▸ **Given exercise**
In the data that follows, count each line holding the string "this"; answer with the number only.

▸ **Records shown**
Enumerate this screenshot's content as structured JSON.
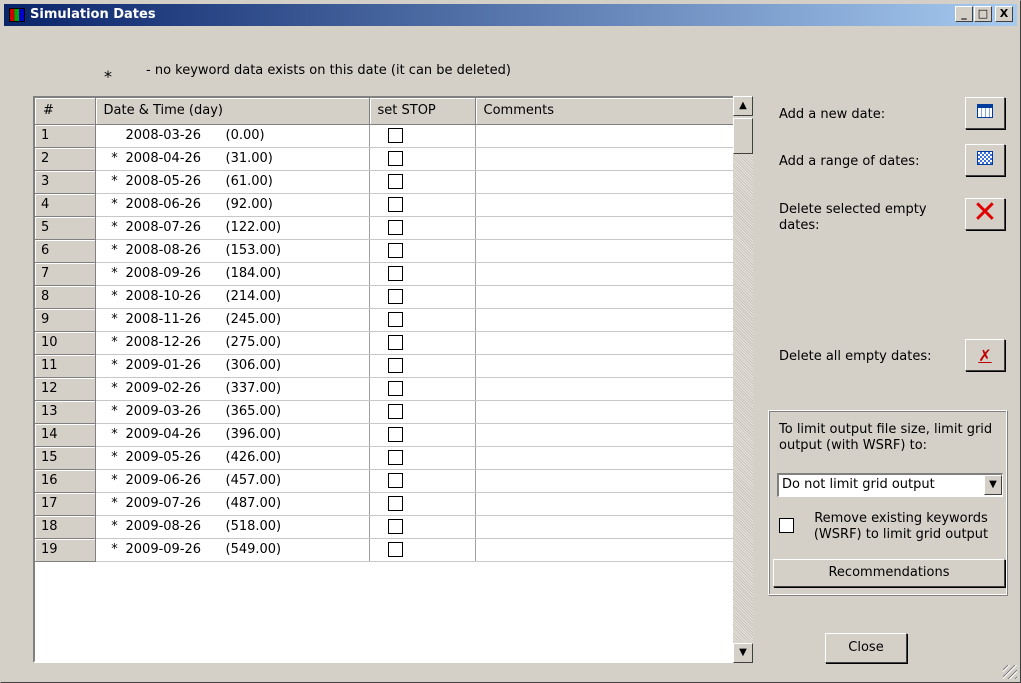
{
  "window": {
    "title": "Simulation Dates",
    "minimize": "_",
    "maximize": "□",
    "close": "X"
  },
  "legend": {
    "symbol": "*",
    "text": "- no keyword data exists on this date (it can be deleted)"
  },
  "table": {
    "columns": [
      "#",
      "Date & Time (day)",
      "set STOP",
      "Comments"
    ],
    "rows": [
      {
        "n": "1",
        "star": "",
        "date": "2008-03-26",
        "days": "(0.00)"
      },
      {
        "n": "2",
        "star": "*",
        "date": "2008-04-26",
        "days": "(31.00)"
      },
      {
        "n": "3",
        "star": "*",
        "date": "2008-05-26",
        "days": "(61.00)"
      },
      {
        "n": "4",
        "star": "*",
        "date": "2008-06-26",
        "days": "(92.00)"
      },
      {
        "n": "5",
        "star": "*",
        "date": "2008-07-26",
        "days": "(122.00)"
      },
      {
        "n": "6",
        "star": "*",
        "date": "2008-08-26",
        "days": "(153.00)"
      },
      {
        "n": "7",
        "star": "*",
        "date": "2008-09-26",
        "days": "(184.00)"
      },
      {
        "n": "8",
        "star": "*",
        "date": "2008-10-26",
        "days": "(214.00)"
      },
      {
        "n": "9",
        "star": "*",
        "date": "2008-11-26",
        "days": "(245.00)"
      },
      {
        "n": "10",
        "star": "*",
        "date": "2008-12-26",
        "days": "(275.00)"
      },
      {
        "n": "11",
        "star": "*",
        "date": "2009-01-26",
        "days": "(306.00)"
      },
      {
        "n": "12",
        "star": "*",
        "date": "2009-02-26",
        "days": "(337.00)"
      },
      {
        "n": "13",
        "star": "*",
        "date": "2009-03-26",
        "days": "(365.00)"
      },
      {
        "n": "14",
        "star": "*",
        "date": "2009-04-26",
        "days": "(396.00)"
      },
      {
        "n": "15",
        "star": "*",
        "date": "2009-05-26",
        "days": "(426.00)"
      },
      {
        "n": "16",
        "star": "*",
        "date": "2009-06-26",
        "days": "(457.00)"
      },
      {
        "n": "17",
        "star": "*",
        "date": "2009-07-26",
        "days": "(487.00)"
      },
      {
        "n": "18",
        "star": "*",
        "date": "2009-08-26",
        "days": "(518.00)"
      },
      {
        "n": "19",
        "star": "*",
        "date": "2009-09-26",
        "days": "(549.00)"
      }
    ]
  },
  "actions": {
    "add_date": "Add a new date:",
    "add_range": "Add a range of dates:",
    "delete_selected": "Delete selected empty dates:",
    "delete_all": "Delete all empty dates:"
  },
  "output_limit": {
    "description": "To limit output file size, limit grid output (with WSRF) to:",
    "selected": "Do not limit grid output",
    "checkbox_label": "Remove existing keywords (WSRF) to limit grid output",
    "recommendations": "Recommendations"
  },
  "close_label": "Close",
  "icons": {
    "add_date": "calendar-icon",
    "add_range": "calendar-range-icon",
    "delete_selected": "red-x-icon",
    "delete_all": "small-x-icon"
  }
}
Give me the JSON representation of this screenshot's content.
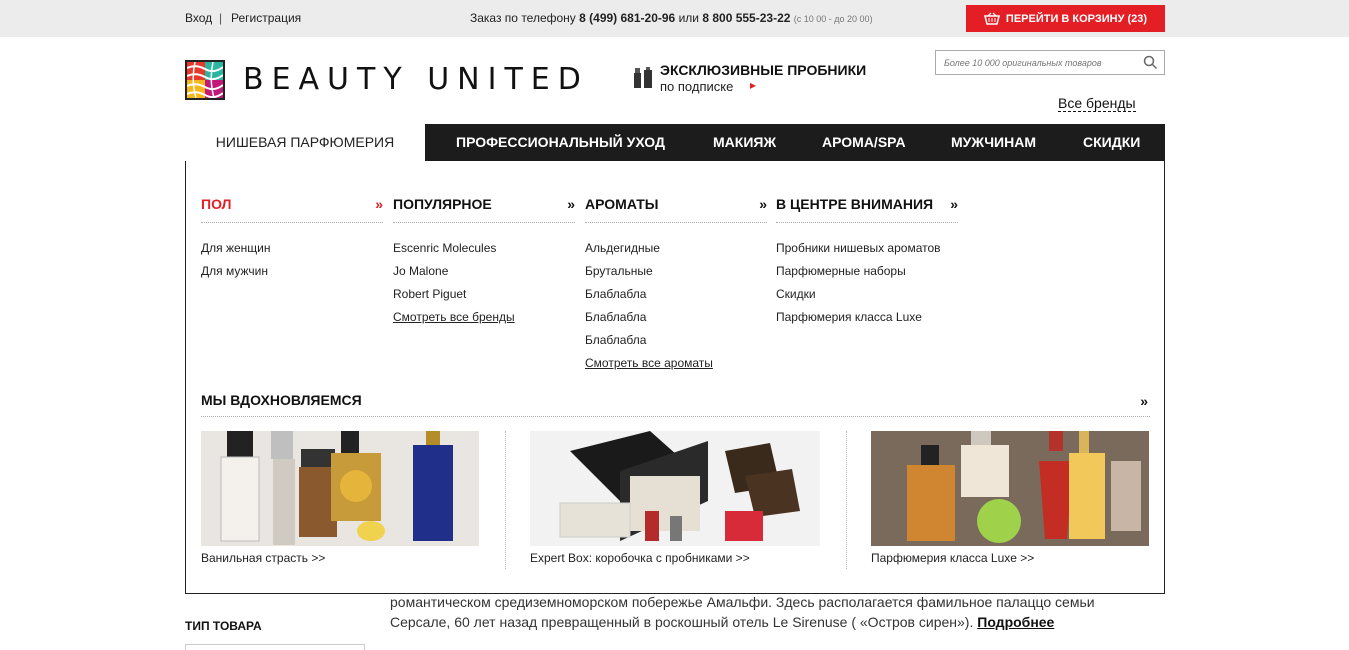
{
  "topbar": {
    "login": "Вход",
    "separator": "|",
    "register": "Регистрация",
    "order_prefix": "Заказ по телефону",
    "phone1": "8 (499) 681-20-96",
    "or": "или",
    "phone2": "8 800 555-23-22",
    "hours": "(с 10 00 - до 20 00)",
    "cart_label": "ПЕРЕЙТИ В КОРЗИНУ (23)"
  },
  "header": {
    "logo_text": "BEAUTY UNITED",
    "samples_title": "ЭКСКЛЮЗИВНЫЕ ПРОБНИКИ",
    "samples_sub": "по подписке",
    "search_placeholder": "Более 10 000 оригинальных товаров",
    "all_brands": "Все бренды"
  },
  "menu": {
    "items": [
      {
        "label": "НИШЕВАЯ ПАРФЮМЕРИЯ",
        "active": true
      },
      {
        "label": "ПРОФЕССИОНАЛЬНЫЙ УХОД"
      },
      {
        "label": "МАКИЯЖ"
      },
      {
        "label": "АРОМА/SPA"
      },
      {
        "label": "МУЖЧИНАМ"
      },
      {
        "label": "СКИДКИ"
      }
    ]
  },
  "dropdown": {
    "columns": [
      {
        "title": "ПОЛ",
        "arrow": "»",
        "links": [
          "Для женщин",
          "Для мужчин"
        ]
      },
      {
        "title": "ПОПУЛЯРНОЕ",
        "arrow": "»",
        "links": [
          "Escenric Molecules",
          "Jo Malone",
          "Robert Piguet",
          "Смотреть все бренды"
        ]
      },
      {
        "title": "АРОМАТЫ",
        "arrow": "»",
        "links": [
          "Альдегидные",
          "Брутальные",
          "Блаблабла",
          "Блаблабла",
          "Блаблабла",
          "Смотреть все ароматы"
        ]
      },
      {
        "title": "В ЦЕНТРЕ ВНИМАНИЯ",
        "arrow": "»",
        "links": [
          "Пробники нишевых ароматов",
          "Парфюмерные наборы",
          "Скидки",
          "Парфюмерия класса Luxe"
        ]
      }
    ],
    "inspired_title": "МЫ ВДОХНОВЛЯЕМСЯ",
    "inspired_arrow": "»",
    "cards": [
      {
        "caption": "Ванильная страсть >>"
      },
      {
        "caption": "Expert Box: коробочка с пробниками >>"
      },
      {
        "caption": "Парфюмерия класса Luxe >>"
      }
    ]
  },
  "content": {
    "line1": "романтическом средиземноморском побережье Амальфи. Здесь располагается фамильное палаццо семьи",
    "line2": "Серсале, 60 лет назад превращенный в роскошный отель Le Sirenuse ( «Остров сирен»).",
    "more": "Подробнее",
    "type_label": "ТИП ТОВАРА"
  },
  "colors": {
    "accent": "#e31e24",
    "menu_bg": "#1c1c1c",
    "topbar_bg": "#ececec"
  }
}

▸ **The reply**
3